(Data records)
####################

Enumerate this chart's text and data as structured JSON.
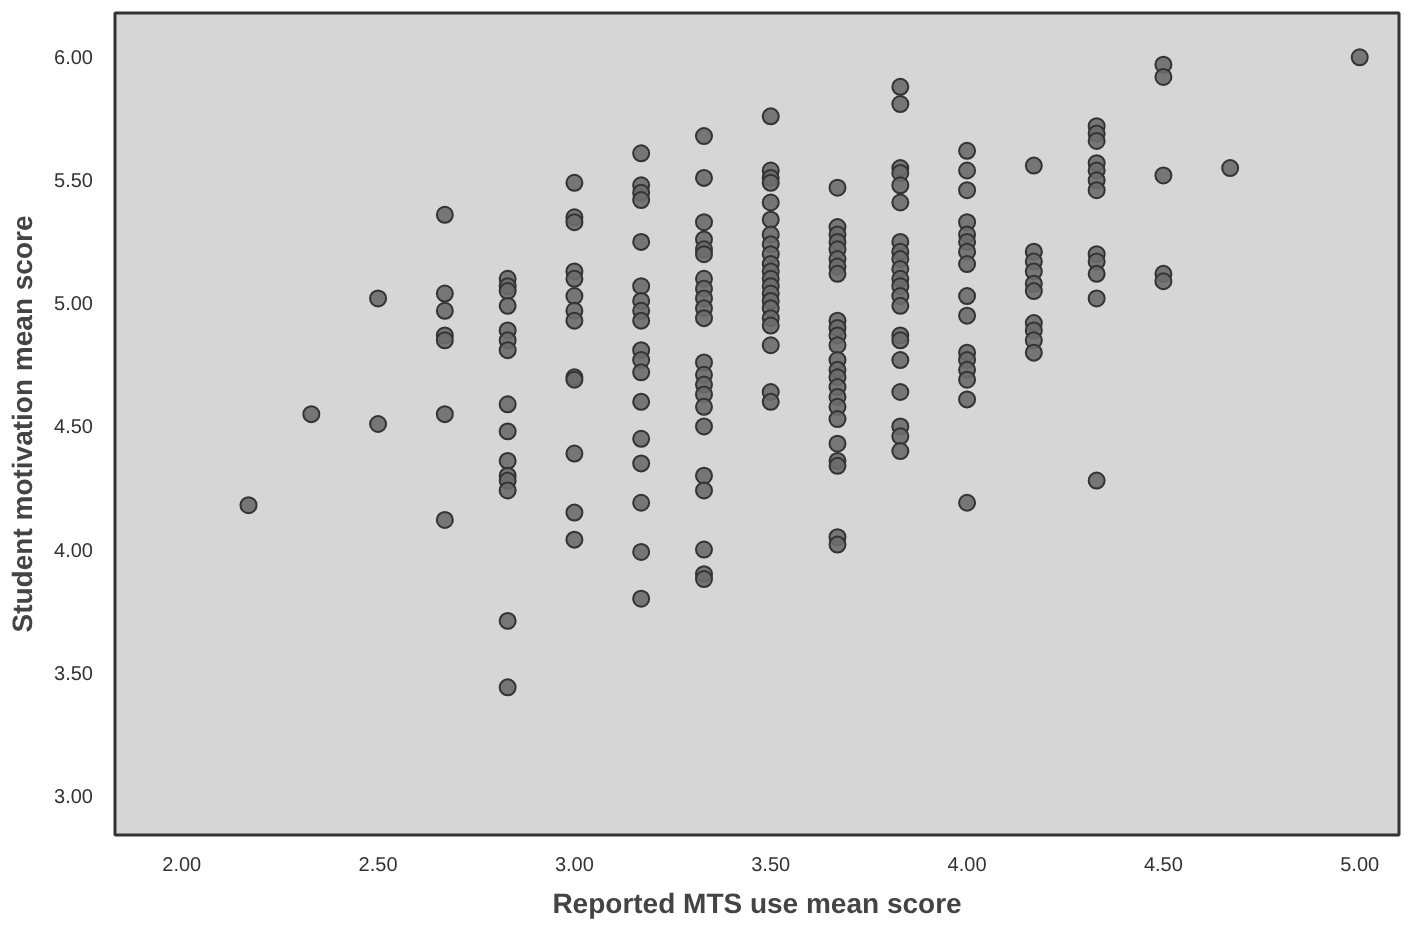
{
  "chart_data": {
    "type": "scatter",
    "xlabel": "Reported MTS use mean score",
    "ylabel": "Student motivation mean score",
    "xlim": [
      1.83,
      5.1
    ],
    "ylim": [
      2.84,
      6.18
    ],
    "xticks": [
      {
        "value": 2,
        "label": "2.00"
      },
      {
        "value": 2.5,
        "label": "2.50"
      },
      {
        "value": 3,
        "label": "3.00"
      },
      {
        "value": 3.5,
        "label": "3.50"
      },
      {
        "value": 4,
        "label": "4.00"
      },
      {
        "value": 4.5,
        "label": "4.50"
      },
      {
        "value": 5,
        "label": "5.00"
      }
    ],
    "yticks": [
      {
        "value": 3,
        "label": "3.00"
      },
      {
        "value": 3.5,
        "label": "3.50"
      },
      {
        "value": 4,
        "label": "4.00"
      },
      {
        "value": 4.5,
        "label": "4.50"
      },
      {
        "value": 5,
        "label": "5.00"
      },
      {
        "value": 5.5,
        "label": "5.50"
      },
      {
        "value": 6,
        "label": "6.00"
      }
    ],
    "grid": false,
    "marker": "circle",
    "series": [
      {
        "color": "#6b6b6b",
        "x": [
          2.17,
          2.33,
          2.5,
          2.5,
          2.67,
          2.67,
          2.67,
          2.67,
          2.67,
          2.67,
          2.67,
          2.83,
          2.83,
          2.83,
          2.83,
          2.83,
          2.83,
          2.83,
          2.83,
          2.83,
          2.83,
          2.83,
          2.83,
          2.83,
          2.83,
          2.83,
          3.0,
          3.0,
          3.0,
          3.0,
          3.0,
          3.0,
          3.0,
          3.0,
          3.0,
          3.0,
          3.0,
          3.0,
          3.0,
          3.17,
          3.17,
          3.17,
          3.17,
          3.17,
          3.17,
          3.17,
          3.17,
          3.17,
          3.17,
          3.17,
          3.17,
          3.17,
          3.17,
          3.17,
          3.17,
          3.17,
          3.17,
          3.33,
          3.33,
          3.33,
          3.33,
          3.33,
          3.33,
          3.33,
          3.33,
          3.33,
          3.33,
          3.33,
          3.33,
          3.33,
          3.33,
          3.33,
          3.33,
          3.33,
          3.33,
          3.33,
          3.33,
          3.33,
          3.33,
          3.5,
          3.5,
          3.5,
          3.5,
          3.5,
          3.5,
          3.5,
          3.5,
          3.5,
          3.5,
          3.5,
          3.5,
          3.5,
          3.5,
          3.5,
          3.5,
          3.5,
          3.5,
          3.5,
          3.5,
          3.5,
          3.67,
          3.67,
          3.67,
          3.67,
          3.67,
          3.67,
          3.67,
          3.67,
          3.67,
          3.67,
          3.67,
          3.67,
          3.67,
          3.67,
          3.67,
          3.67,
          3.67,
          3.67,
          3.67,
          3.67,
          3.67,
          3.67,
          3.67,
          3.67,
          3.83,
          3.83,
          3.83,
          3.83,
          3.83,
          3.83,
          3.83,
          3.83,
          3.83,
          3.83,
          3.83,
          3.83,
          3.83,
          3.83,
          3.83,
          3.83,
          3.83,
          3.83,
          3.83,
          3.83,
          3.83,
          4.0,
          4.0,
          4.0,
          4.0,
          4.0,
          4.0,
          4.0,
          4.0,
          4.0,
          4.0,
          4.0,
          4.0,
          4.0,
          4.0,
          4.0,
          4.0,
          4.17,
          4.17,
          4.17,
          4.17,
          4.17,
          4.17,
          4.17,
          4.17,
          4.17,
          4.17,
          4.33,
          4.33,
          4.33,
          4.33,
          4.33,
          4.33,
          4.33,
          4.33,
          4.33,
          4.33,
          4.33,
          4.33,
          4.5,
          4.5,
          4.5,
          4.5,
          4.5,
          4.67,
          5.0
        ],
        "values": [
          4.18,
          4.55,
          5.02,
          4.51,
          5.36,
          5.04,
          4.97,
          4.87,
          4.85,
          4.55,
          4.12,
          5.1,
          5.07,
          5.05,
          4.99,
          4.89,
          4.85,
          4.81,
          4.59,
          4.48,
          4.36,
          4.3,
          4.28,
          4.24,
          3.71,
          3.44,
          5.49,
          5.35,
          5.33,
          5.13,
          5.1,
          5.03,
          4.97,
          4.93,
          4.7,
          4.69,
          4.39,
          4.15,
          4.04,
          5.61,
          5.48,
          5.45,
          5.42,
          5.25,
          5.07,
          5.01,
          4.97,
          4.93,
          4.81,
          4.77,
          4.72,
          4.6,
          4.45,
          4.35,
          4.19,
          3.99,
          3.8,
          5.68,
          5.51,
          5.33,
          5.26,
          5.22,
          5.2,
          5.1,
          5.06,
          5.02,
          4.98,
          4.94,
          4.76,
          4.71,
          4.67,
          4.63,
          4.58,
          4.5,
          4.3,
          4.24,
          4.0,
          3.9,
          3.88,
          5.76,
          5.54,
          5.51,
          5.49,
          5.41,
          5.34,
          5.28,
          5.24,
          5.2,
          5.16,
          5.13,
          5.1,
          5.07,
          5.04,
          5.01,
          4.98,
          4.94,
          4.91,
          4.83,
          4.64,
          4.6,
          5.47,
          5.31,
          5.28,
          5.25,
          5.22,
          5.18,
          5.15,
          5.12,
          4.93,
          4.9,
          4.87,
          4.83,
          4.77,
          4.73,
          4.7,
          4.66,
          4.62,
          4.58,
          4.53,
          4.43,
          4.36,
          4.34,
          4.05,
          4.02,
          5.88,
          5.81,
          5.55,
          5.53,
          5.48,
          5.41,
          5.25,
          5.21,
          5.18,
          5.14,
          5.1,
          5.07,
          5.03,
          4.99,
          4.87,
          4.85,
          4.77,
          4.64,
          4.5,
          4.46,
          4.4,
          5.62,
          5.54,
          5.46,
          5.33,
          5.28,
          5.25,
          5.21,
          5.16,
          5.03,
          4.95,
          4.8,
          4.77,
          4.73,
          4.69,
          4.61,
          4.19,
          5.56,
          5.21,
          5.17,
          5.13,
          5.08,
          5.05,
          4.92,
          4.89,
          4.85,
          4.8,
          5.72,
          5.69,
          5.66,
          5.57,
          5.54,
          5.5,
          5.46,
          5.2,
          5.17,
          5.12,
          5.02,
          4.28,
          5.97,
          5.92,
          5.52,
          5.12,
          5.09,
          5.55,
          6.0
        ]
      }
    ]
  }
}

####################

- [TASK OBJECTIVE] Extract the full listing exactly, with the pictures left out.

- [RESPONSE]
Enumerate this chart's text and data as structured JSON.
{
  "chart_data": {
    "type": "scatter",
    "xlabel": "Reported MTS use mean score",
    "ylabel": "Student motivation mean score",
    "xlim": [
      1.83,
      5.1
    ],
    "ylim": [
      2.84,
      6.18
    ],
    "xticks": [
      {
        "value": 2,
        "label": "2.00"
      },
      {
        "value": 2.5,
        "label": "2.50"
      },
      {
        "value": 3,
        "label": "3.00"
      },
      {
        "value": 3.5,
        "label": "3.50"
      },
      {
        "value": 4,
        "label": "4.00"
      },
      {
        "value": 4.5,
        "label": "4.50"
      },
      {
        "value": 5,
        "label": "5.00"
      }
    ],
    "yticks": [
      {
        "value": 3,
        "label": "3.00"
      },
      {
        "value": 3.5,
        "label": "3.50"
      },
      {
        "value": 4,
        "label": "4.00"
      },
      {
        "value": 4.5,
        "label": "4.50"
      },
      {
        "value": 5,
        "label": "5.00"
      },
      {
        "value": 5.5,
        "label": "5.50"
      },
      {
        "value": 6,
        "label": "6.00"
      }
    ],
    "grid": false,
    "marker": "circle",
    "series": [
      {
        "color": "#6b6b6b",
        "x": [
          2.17,
          2.33,
          2.5,
          2.5,
          2.67,
          2.67,
          2.67,
          2.67,
          2.67,
          2.67,
          2.67,
          2.83,
          2.83,
          2.83,
          2.83,
          2.83,
          2.83,
          2.83,
          2.83,
          2.83,
          2.83,
          2.83,
          2.83,
          2.83,
          2.83,
          2.83,
          3.0,
          3.0,
          3.0,
          3.0,
          3.0,
          3.0,
          3.0,
          3.0,
          3.0,
          3.0,
          3.0,
          3.0,
          3.0,
          3.17,
          3.17,
          3.17,
          3.17,
          3.17,
          3.17,
          3.17,
          3.17,
          3.17,
          3.17,
          3.17,
          3.17,
          3.17,
          3.17,
          3.17,
          3.17,
          3.17,
          3.17,
          3.33,
          3.33,
          3.33,
          3.33,
          3.33,
          3.33,
          3.33,
          3.33,
          3.33,
          3.33,
          3.33,
          3.33,
          3.33,
          3.33,
          3.33,
          3.33,
          3.33,
          3.33,
          3.33,
          3.33,
          3.33,
          3.33,
          3.5,
          3.5,
          3.5,
          3.5,
          3.5,
          3.5,
          3.5,
          3.5,
          3.5,
          3.5,
          3.5,
          3.5,
          3.5,
          3.5,
          3.5,
          3.5,
          3.5,
          3.5,
          3.5,
          3.5,
          3.5,
          3.67,
          3.67,
          3.67,
          3.67,
          3.67,
          3.67,
          3.67,
          3.67,
          3.67,
          3.67,
          3.67,
          3.67,
          3.67,
          3.67,
          3.67,
          3.67,
          3.67,
          3.67,
          3.67,
          3.67,
          3.67,
          3.67,
          3.67,
          3.67,
          3.83,
          3.83,
          3.83,
          3.83,
          3.83,
          3.83,
          3.83,
          3.83,
          3.83,
          3.83,
          3.83,
          3.83,
          3.83,
          3.83,
          3.83,
          3.83,
          3.83,
          3.83,
          3.83,
          3.83,
          3.83,
          4.0,
          4.0,
          4.0,
          4.0,
          4.0,
          4.0,
          4.0,
          4.0,
          4.0,
          4.0,
          4.0,
          4.0,
          4.0,
          4.0,
          4.0,
          4.0,
          4.17,
          4.17,
          4.17,
          4.17,
          4.17,
          4.17,
          4.17,
          4.17,
          4.17,
          4.17,
          4.33,
          4.33,
          4.33,
          4.33,
          4.33,
          4.33,
          4.33,
          4.33,
          4.33,
          4.33,
          4.33,
          4.33,
          4.5,
          4.5,
          4.5,
          4.5,
          4.5,
          4.67,
          5.0
        ],
        "values": [
          4.18,
          4.55,
          5.02,
          4.51,
          5.36,
          5.04,
          4.97,
          4.87,
          4.85,
          4.55,
          4.12,
          5.1,
          5.07,
          5.05,
          4.99,
          4.89,
          4.85,
          4.81,
          4.59,
          4.48,
          4.36,
          4.3,
          4.28,
          4.24,
          3.71,
          3.44,
          5.49,
          5.35,
          5.33,
          5.13,
          5.1,
          5.03,
          4.97,
          4.93,
          4.7,
          4.69,
          4.39,
          4.15,
          4.04,
          5.61,
          5.48,
          5.45,
          5.42,
          5.25,
          5.07,
          5.01,
          4.97,
          4.93,
          4.81,
          4.77,
          4.72,
          4.6,
          4.45,
          4.35,
          4.19,
          3.99,
          3.8,
          5.68,
          5.51,
          5.33,
          5.26,
          5.22,
          5.2,
          5.1,
          5.06,
          5.02,
          4.98,
          4.94,
          4.76,
          4.71,
          4.67,
          4.63,
          4.58,
          4.5,
          4.3,
          4.24,
          4.0,
          3.9,
          3.88,
          5.76,
          5.54,
          5.51,
          5.49,
          5.41,
          5.34,
          5.28,
          5.24,
          5.2,
          5.16,
          5.13,
          5.1,
          5.07,
          5.04,
          5.01,
          4.98,
          4.94,
          4.91,
          4.83,
          4.64,
          4.6,
          5.47,
          5.31,
          5.28,
          5.25,
          5.22,
          5.18,
          5.15,
          5.12,
          4.93,
          4.9,
          4.87,
          4.83,
          4.77,
          4.73,
          4.7,
          4.66,
          4.62,
          4.58,
          4.53,
          4.43,
          4.36,
          4.34,
          4.05,
          4.02,
          5.88,
          5.81,
          5.55,
          5.53,
          5.48,
          5.41,
          5.25,
          5.21,
          5.18,
          5.14,
          5.1,
          5.07,
          5.03,
          4.99,
          4.87,
          4.85,
          4.77,
          4.64,
          4.5,
          4.46,
          4.4,
          5.62,
          5.54,
          5.46,
          5.33,
          5.28,
          5.25,
          5.21,
          5.16,
          5.03,
          4.95,
          4.8,
          4.77,
          4.73,
          4.69,
          4.61,
          4.19,
          5.56,
          5.21,
          5.17,
          5.13,
          5.08,
          5.05,
          4.92,
          4.89,
          4.85,
          4.8,
          5.72,
          5.69,
          5.66,
          5.57,
          5.54,
          5.5,
          5.46,
          5.2,
          5.17,
          5.12,
          5.02,
          4.28,
          5.97,
          5.92,
          5.52,
          5.12,
          5.09,
          5.55,
          6.0
        ]
      }
    ]
  }
}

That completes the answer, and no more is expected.